PROBLEM DETAILS: The entries below should be quoted exactly, with no pictures carried over.

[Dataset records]
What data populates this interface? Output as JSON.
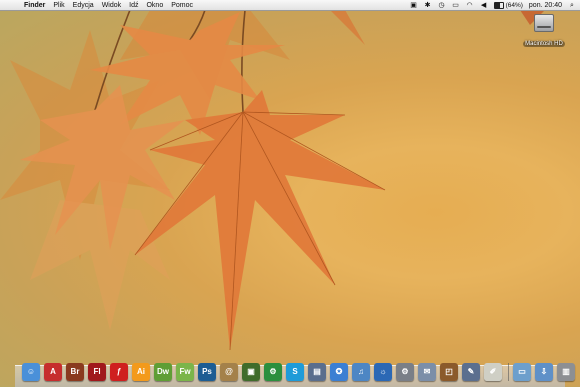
{
  "menubar": {
    "apple_glyph": "",
    "app_name": "Finder",
    "items": [
      "Plik",
      "Edycja",
      "Widok",
      "Idź",
      "Okno",
      "Pomoc"
    ],
    "status": {
      "battery_percent_label": "(64%)",
      "battery_level": 0.64,
      "clock": "pon. 20:40"
    }
  },
  "desktop": {
    "hd_label": "Macintosh HD"
  },
  "dock": {
    "apps": [
      {
        "icon": "finder-icon",
        "glyph": "☺",
        "color": "#4a90d9"
      },
      {
        "icon": "acrobat-icon",
        "glyph": "A",
        "color": "#c62d2d"
      },
      {
        "icon": "bridge-icon",
        "glyph": "Br",
        "color": "#8a3a1f"
      },
      {
        "icon": "flash-icon",
        "glyph": "Fl",
        "color": "#a0181c"
      },
      {
        "icon": "flash-player-icon",
        "glyph": "ƒ",
        "color": "#cf1f1f"
      },
      {
        "icon": "illustrator-icon",
        "glyph": "Ai",
        "color": "#f39a1c"
      },
      {
        "icon": "dreamweaver-icon",
        "glyph": "Dw",
        "color": "#5f9e35"
      },
      {
        "icon": "fireworks-icon",
        "glyph": "Fw",
        "color": "#7bb54a"
      },
      {
        "icon": "photoshop-icon",
        "glyph": "Ps",
        "color": "#1d5d93"
      },
      {
        "icon": "address-book-icon",
        "glyph": "@",
        "color": "#a4814a"
      },
      {
        "icon": "iphoto-icon",
        "glyph": "▣",
        "color": "#3f6c2b"
      },
      {
        "icon": "automator-icon",
        "glyph": "⚙",
        "color": "#2b8f3e"
      },
      {
        "icon": "skype-icon",
        "glyph": "S",
        "color": "#1e9bd8"
      },
      {
        "icon": "preview-icon",
        "glyph": "▤",
        "color": "#5a6e8d"
      },
      {
        "icon": "safari-icon",
        "glyph": "✪",
        "color": "#3b7fd3"
      },
      {
        "icon": "itunes-icon",
        "glyph": "♫",
        "color": "#4d86c4"
      },
      {
        "icon": "ical-icon",
        "glyph": "☼",
        "color": "#2b68b5"
      },
      {
        "icon": "system-preferences-icon",
        "glyph": "⚙",
        "color": "#7a7f87"
      },
      {
        "icon": "mail-icon",
        "glyph": "✉",
        "color": "#7b8ea8"
      }
    ],
    "utilities": [
      {
        "icon": "stamp-icon",
        "glyph": "◰",
        "color": "#8b5a2b"
      },
      {
        "icon": "pencil-icon",
        "glyph": "✎",
        "color": "#5b6f8f"
      },
      {
        "icon": "notes-icon",
        "glyph": "✐",
        "color": "#cfcfc5"
      }
    ],
    "stacks": [
      {
        "icon": "folder-icon",
        "glyph": "▭",
        "color": "#6d9fcc"
      },
      {
        "icon": "downloads-icon",
        "glyph": "⇩",
        "color": "#5f90c8"
      },
      {
        "icon": "trash-icon",
        "glyph": "▥",
        "color": "#8d8f93"
      }
    ]
  }
}
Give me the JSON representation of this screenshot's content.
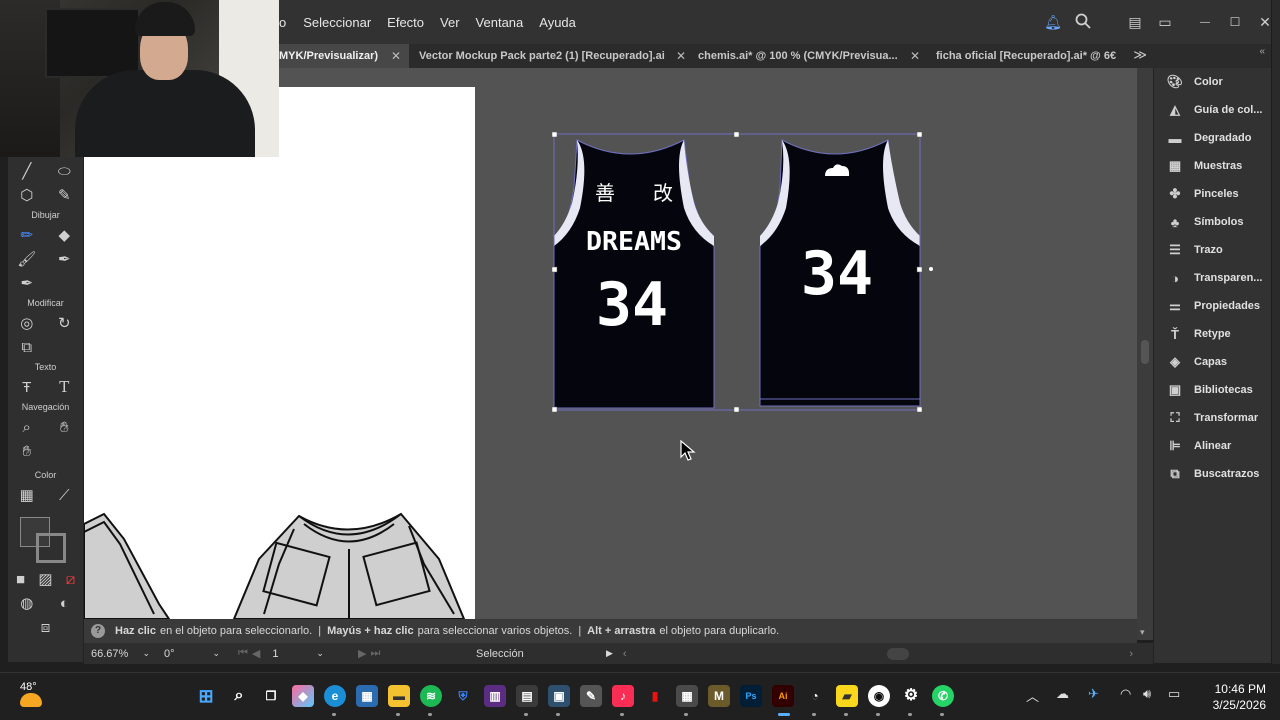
{
  "menu": {
    "items": [
      "o",
      "Seleccionar",
      "Efecto",
      "Ver",
      "Ventana",
      "Ayuda"
    ],
    "icons": [
      "bell-icon",
      "search-icon",
      "arrange-icon",
      "workspace-icon"
    ]
  },
  "window_controls": {
    "minimize": "—",
    "maximize": "☐",
    "close": "✕"
  },
  "tabs": [
    {
      "label": "MYK/Previsualizar)",
      "active": true
    },
    {
      "label": "Vector Mockup Pack parte2  (1) [Recuperado].ai",
      "active": false
    },
    {
      "label": "chemis.ai* @ 100 % (CMYK/Previsua...",
      "active": false
    },
    {
      "label": "ficha oficial [Recuperado].ai* @ 6€",
      "active": false
    }
  ],
  "toolbar": {
    "labels": {
      "draw": "Dibujar",
      "modify": "Modificar",
      "text": "Texto",
      "navigation": "Navegación",
      "color": "Color"
    }
  },
  "jerseys": {
    "front": {
      "kanji_left": "善",
      "kanji_right": "改",
      "name": "DREAMS",
      "number": "34"
    },
    "back": {
      "number": "34"
    },
    "fill_color": "#05050d",
    "trim_color": "#e8e8f5"
  },
  "panels": [
    {
      "icon": "color-icon",
      "label": "Color"
    },
    {
      "icon": "color-guide-icon",
      "label": "Guía de col..."
    },
    {
      "icon": "gradient-icon",
      "label": "Degradado"
    },
    {
      "icon": "swatches-icon",
      "label": "Muestras"
    },
    {
      "icon": "brushes-icon",
      "label": "Pinceles"
    },
    {
      "icon": "symbols-icon",
      "label": "Símbolos"
    },
    {
      "icon": "stroke-icon",
      "label": "Trazo"
    },
    {
      "icon": "transparency-icon",
      "label": "Transparen..."
    },
    {
      "icon": "properties-icon",
      "label": "Propiedades"
    },
    {
      "icon": "retype-icon",
      "label": "Retype"
    },
    {
      "icon": "layers-icon",
      "label": "Capas"
    },
    {
      "icon": "libraries-icon",
      "label": "Bibliotecas"
    },
    {
      "icon": "transform-icon",
      "label": "Transformar"
    },
    {
      "icon": "align-icon",
      "label": "Alinear"
    },
    {
      "icon": "pathfinder-icon",
      "label": "Buscatrazos"
    }
  ],
  "help": {
    "icon": "?",
    "p1_bold": "Haz clic",
    "p1": "en el objeto para seleccionarlo.",
    "sep": "|",
    "p2_bold": "Mayús + haz clic",
    "p2": "para seleccionar varios objetos.",
    "p3_bold": "Alt + arrastra",
    "p3": "el objeto para duplicarlo."
  },
  "status": {
    "zoom": "66.67%",
    "rotation": "0°",
    "artboard": "1",
    "tool": "Selección"
  },
  "taskbar": {
    "weather": "48°",
    "time": "10:46 PM",
    "date": "3/25/2026"
  }
}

ANSWER FOR THIS EXERCISE:
What data populates this interface? Output as JSON.
{
  "menubar": {
    "apple_glyph": "",
    "app_name": "Finder",
    "items": [
      "Plik",
      "Edycja",
      "Widok",
      "Idź",
      "Okno",
      "Pomoc"
    ],
    "status": {
      "battery_percent_label": "(64%)",
      "battery_level": 0.64,
      "clock": "pon. 20:40"
    }
  },
  "desktop": {
    "hd_label": "Macintosh HD"
  },
  "dock": {
    "apps": [
      {
        "icon": "finder-icon",
        "glyph": "☺",
        "color": "#4a90d9"
      },
      {
        "icon": "acrobat-icon",
        "glyph": "A",
        "color": "#c62d2d"
      },
      {
        "icon": "bridge-icon",
        "glyph": "Br",
        "color": "#8a3a1f"
      },
      {
        "icon": "flash-icon",
        "glyph": "Fl",
        "color": "#a0181c"
      },
      {
        "icon": "flash-player-icon",
        "glyph": "ƒ",
        "color": "#cf1f1f"
      },
      {
        "icon": "illustrator-icon",
        "glyph": "Ai",
        "color": "#f39a1c"
      },
      {
        "icon": "dreamweaver-icon",
        "glyph": "Dw",
        "color": "#5f9e35"
      },
      {
        "icon": "fireworks-icon",
        "glyph": "Fw",
        "color": "#7bb54a"
      },
      {
        "icon": "photoshop-icon",
        "glyph": "Ps",
        "color": "#1d5d93"
      },
      {
        "icon": "address-book-icon",
        "glyph": "@",
        "color": "#a4814a"
      },
      {
        "icon": "iphoto-icon",
        "glyph": "▣",
        "color": "#3f6c2b"
      },
      {
        "icon": "automator-icon",
        "glyph": "⚙",
        "color": "#2b8f3e"
      },
      {
        "icon": "skype-icon",
        "glyph": "S",
        "color": "#1e9bd8"
      },
      {
        "icon": "preview-icon",
        "glyph": "▤",
        "color": "#5a6e8d"
      },
      {
        "icon": "safari-icon",
        "glyph": "✪",
        "color": "#3b7fd3"
      },
      {
        "icon": "itunes-icon",
        "glyph": "♫",
        "color": "#4d86c4"
      },
      {
        "icon": "ical-icon",
        "glyph": "☼",
        "color": "#2b68b5"
      },
      {
        "icon": "system-preferences-icon",
        "glyph": "⚙",
        "color": "#7a7f87"
      },
      {
        "icon": "mail-icon",
        "glyph": "✉",
        "color": "#7b8ea8"
      }
    ],
    "utilities": [
      {
        "icon": "stamp-icon",
        "glyph": "◰",
        "color": "#8b5a2b"
      },
      {
        "icon": "pencil-icon",
        "glyph": "✎",
        "color": "#5b6f8f"
      },
      {
        "icon": "notes-icon",
        "glyph": "✐",
        "color": "#cfcfc5"
      }
    ],
    "stacks": [
      {
        "icon": "folder-icon",
        "glyph": "▭",
        "color": "#6d9fcc"
      },
      {
        "icon": "downloads-icon",
        "glyph": "⇩",
        "color": "#5f90c8"
      },
      {
        "icon": "trash-icon",
        "glyph": "▥",
        "color": "#8d8f93"
      }
    ]
  }
}
Give me the JSON representation of this screenshot's content.
{
  "menu": {
    "items": [
      "o",
      "Seleccionar",
      "Efecto",
      "Ver",
      "Ventana",
      "Ayuda"
    ],
    "icons": [
      "bell-icon",
      "search-icon",
      "arrange-icon",
      "workspace-icon"
    ]
  },
  "window_controls": {
    "minimize": "—",
    "maximize": "☐",
    "close": "✕"
  },
  "tabs": [
    {
      "label": "MYK/Previsualizar)",
      "active": true
    },
    {
      "label": "Vector Mockup Pack parte2  (1) [Recuperado].ai",
      "active": false
    },
    {
      "label": "chemis.ai* @ 100 % (CMYK/Previsua...",
      "active": false
    },
    {
      "label": "ficha oficial [Recuperado].ai* @ 6€",
      "active": false
    }
  ],
  "toolbar": {
    "labels": {
      "draw": "Dibujar",
      "modify": "Modificar",
      "text": "Texto",
      "navigation": "Navegación",
      "color": "Color"
    }
  },
  "jerseys": {
    "front": {
      "kanji_left": "善",
      "kanji_right": "改",
      "name": "DREAMS",
      "number": "34"
    },
    "back": {
      "number": "34"
    },
    "fill_color": "#05050d",
    "trim_color": "#e8e8f5"
  },
  "panels": [
    {
      "icon": "color-icon",
      "label": "Color"
    },
    {
      "icon": "color-guide-icon",
      "label": "Guía de col..."
    },
    {
      "icon": "gradient-icon",
      "label": "Degradado"
    },
    {
      "icon": "swatches-icon",
      "label": "Muestras"
    },
    {
      "icon": "brushes-icon",
      "label": "Pinceles"
    },
    {
      "icon": "symbols-icon",
      "label": "Símbolos"
    },
    {
      "icon": "stroke-icon",
      "label": "Trazo"
    },
    {
      "icon": "transparency-icon",
      "label": "Transparen..."
    },
    {
      "icon": "properties-icon",
      "label": "Propiedades"
    },
    {
      "icon": "retype-icon",
      "label": "Retype"
    },
    {
      "icon": "layers-icon",
      "label": "Capas"
    },
    {
      "icon": "libraries-icon",
      "label": "Bibliotecas"
    },
    {
      "icon": "transform-icon",
      "label": "Transformar"
    },
    {
      "icon": "align-icon",
      "label": "Alinear"
    },
    {
      "icon": "pathfinder-icon",
      "label": "Buscatrazos"
    }
  ],
  "help": {
    "icon": "?",
    "p1_bold": "Haz clic",
    "p1": "en el objeto para seleccionarlo.",
    "sep": "|",
    "p2_bold": "Mayús + haz clic",
    "p2": "para seleccionar varios objetos.",
    "p3_bold": "Alt + arrastra",
    "p3": "el objeto para duplicarlo."
  },
  "status": {
    "zoom": "66.67%",
    "rotation": "0°",
    "artboard": "1",
    "tool": "Selección"
  },
  "taskbar": {
    "weather": "48°",
    "time": "10:46 PM",
    "date": "3/25/2026"
  }
}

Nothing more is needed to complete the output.